::: Text shown :::

What is farming’s future? Rural income and climate sustainability will sink or swim together
Niall O’Brolcháin, eGov Unit, Inisght SFI Research Centre, University of Galway
‘Carbon farming, where we get real transparent monitoring of what’s happening in our natural systems, is what we need and then to pay our farmers for their real skill in protecting nature as well as providing food.’
So said Environment Minister Eamon Ryan in Brussels this week as he urged his EU colleagues not to give up on the Nature Restoration Law in face of farmers’ protests across the bloc.
There is a world where farmers can earn a good living while farming sustainably but to get there, we need make very smart investment decisions now. Sinking more money into propping up farming practices that are in irreversible decline is not sound decision making.
Farmers and their funders need data to support land use decisions. The EU is currently processing applications for a major funding round to collect data on alternative farming practices. Among these is a practice that is so little known that it doesn’t even pass a spellcheck: paludiculture.

:::

| Set of tasks |
[A] Decide whether each statement agrees with the piece on farming's future, answering yes or no and quoting the deciding words: (i) Eamon Ryan spoke in Brussels, pressing his EU colleagues to stand by the Nature Restoration Law. (ii) The EU has finished processing applications for its funding round on alternative farming practices. (iii) The word "paludiculture" passes a spellcheck.
[B] Carry on the piece on farming's future, starting after its final sentence.

::: Information :::

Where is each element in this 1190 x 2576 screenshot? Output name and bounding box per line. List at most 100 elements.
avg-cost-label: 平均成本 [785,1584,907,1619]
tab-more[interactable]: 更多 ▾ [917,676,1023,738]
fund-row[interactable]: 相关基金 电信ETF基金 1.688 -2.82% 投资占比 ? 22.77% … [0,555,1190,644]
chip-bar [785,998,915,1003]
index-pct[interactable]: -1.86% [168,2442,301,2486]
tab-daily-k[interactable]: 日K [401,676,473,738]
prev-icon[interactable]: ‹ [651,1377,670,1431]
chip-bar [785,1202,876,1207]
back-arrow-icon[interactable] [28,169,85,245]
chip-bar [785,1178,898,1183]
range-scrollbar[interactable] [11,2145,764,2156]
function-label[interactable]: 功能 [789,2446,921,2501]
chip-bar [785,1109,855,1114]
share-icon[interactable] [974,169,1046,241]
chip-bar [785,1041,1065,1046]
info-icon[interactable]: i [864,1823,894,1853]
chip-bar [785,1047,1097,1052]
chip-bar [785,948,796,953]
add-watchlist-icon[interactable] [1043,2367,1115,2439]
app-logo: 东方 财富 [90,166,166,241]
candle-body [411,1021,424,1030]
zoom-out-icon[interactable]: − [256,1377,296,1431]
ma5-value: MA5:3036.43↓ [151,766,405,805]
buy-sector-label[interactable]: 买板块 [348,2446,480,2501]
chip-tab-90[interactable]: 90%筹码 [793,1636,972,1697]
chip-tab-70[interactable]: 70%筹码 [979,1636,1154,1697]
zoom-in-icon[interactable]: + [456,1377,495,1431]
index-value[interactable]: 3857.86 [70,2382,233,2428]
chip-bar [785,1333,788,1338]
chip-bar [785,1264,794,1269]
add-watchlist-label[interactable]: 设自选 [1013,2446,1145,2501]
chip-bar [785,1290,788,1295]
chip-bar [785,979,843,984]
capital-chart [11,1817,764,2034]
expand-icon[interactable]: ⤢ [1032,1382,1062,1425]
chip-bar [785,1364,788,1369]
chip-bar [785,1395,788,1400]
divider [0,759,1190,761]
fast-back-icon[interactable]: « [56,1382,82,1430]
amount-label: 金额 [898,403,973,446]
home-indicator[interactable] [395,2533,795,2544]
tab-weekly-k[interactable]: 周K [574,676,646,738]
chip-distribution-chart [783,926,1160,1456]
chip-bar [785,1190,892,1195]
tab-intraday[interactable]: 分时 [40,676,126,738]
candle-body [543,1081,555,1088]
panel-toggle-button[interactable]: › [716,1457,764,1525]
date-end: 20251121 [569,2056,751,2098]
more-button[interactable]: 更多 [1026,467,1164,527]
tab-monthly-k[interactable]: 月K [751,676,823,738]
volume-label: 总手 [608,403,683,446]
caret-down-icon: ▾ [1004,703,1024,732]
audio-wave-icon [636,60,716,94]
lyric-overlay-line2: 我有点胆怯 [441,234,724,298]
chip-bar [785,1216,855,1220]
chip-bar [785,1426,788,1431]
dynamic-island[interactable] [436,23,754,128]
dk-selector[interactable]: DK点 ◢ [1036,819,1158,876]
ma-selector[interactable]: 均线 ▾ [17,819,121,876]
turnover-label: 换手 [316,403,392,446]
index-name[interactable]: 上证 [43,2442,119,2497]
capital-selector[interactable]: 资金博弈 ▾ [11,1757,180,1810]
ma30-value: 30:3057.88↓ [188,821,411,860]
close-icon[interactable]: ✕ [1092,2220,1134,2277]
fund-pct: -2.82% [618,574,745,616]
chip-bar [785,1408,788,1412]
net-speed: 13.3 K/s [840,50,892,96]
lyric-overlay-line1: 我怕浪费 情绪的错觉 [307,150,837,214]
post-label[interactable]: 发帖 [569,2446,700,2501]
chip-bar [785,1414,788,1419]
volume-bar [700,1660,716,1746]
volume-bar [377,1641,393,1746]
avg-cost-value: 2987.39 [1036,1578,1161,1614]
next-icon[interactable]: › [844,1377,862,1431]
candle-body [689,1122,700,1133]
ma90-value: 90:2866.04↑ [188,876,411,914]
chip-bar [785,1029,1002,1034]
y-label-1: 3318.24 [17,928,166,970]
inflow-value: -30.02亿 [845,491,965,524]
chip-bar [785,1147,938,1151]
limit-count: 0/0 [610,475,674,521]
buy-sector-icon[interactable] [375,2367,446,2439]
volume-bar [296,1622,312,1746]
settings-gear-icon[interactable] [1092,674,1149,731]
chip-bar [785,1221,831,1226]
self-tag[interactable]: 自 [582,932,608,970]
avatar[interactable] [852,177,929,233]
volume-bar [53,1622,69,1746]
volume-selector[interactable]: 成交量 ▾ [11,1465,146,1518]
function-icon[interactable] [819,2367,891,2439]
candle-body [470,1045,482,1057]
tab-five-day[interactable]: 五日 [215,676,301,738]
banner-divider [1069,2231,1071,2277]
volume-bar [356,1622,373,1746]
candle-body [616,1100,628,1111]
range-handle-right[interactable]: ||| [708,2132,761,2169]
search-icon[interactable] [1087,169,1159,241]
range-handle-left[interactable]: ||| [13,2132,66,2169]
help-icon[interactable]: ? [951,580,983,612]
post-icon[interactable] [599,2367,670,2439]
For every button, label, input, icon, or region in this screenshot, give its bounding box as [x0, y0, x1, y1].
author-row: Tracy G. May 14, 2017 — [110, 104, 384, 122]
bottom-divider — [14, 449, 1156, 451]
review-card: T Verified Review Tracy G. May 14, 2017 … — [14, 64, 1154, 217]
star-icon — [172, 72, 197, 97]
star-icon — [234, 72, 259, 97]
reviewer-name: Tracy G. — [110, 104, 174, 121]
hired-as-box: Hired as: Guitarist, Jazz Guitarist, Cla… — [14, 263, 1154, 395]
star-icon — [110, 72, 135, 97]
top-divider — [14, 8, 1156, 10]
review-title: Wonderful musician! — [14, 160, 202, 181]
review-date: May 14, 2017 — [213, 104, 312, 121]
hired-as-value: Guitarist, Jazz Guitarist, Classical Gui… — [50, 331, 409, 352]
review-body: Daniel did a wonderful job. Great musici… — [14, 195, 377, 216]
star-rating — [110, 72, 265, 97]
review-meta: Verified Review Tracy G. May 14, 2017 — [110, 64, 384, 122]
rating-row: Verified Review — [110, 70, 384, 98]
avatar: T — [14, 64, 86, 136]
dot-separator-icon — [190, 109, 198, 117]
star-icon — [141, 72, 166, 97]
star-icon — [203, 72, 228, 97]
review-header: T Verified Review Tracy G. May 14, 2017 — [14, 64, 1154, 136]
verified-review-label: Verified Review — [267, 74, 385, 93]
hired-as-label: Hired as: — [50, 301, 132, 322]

:::

| Your written answers |
[A]
(i) Yes: "So said Environment Minister Eamon Ryan in Brussels this week as he urged his EU colleagues not to give up on the Nature Restoration Law"
(ii) No: "The EU is currently processing applications for a major funding round to collect data on alternative farming practices."
(iii) No: "a practice that is so little known that it doesn’t even pass a spellcheck: paludiculture."

[B]
One fifth of the island of Ireland is suitable for this potentially lucrative form of agriculture that also happens to be a blue chip climate cooler. Otherwise know as wetlands farming, paludiculture is the practice of growing and harvesting plants that thrive on wet bogs.
Plants such as bullrushes (typha) and sphagnum moss, when harvested and dried, can be processed into very valuable, and very climate friendly, fertiliser and raw material for building supplies.
Meanwhile, the rewetted bogs are four times as effective at capturing carbon as the Amazonian rainforests. Instead of drying our bogs and stripping out the thousand-year-old carbon to burn as a fossil fuel, paludiculture leaves the peat in the ground and harvests instead its money-making, carbon-neutral yield.
Straight away we encounter problems with transitioning to this kind of farming. Local communities in Ireland, as we have seen, are unwilling to leave peat – a free source of fuel – lying in the ground.
Farming communities; who at this moment are struggling to put food on their own tables, never mind anybody else’s; have neither the budgets nor the appetite for taking an expensive gamble by rewetting their lands and pivoting to new crops.
In reality, the market for Typhaboard, which can be used as insulation board, construction board, inner wall or rigid filling, is not developed enough for Irish farmers to access. Sphagnum moss is widely used as an alternative to peat fertiliser in the Dutch flower industry, but it’s not a promising earner for Irish farmers yet.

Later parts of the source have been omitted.